**DIRECTIONS FOR THIS TASK**
Transcribe the entries below, starting with the first line and ending with the line that contains "word-care-about: care about", including both of those lines.

**DATASET EXCERPTS**
──────────────────────────────
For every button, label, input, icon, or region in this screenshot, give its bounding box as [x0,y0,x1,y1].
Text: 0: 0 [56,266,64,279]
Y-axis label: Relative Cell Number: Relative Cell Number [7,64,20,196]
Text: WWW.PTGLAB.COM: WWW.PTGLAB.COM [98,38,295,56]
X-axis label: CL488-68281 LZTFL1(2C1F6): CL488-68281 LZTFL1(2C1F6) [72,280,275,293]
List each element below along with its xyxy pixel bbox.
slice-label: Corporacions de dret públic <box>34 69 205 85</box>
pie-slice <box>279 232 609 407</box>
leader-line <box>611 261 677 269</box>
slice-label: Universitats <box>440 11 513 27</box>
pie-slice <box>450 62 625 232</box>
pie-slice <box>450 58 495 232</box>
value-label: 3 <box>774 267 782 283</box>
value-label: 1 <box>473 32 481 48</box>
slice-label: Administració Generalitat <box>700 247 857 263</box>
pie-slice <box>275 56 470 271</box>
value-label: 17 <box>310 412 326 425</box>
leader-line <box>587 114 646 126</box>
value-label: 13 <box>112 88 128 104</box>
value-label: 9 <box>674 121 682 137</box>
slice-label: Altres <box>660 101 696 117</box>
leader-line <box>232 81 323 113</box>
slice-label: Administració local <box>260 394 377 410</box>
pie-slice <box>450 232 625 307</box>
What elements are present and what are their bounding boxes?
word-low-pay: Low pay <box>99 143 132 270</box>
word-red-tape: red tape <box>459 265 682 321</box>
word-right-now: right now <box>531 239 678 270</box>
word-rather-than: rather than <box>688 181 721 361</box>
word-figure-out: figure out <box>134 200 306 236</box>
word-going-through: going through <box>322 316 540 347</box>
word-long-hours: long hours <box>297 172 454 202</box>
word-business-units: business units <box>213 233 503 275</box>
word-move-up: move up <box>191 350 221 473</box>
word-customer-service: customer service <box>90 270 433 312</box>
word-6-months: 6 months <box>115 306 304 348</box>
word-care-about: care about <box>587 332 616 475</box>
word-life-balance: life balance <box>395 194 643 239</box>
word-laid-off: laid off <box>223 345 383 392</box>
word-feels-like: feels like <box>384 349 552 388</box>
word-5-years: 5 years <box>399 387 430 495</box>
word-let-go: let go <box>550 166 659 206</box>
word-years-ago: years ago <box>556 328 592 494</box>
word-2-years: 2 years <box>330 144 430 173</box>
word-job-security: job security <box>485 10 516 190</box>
──────────────────────────────
**REPLY TO THE TASK**
For every button, label, input, icon, or region in this screenshot, give its bounding box as [x0,y0,x1,y1].
Text: 0: 0 [56,266,64,279]
Y-axis label: Relative Cell Number: Relative Cell Number [7,64,20,196]
Text: WWW.PTGLAB.COM: WWW.PTGLAB.COM [98,38,295,56]
X-axis label: CL488-68281 LZTFL1(2C1F6): CL488-68281 LZTFL1(2C1F6) [72,280,275,293]
List each element below along with its xyxy pixel bbox.
slice-label: Corporacions de dret públic <box>34 69 205 85</box>
pie-slice <box>279 232 609 407</box>
leader-line <box>611 261 677 269</box>
slice-label: Universitats <box>440 11 513 27</box>
pie-slice <box>450 62 625 232</box>
pie-slice <box>450 58 495 232</box>
value-label: 3 <box>774 267 782 283</box>
value-label: 1 <box>473 32 481 48</box>
slice-label: Administració Generalitat <box>700 247 857 263</box>
pie-slice <box>275 56 470 271</box>
value-label: 17 <box>310 412 326 425</box>
leader-line <box>587 114 646 126</box>
value-label: 13 <box>112 88 128 104</box>
value-label: 9 <box>674 121 682 137</box>
slice-label: Altres <box>660 101 696 117</box>
leader-line <box>232 81 323 113</box>
slice-label: Administració local <box>260 394 377 410</box>
pie-slice <box>450 232 625 307</box>
What elements are present and what are their bounding boxes?
word-low-pay: Low pay <box>99 143 132 270</box>
word-red-tape: red tape <box>459 265 682 321</box>
word-right-now: right now <box>531 239 678 270</box>
word-rather-than: rather than <box>688 181 721 361</box>
word-figure-out: figure out <box>134 200 306 236</box>
word-going-through: going through <box>322 316 540 347</box>
word-long-hours: long hours <box>297 172 454 202</box>
word-business-units: business units <box>213 233 503 275</box>
word-move-up: move up <box>191 350 221 473</box>
word-customer-service: customer service <box>90 270 433 312</box>
word-6-months: 6 months <box>115 306 304 348</box>
word-care-about: care about <box>587 332 616 475</box>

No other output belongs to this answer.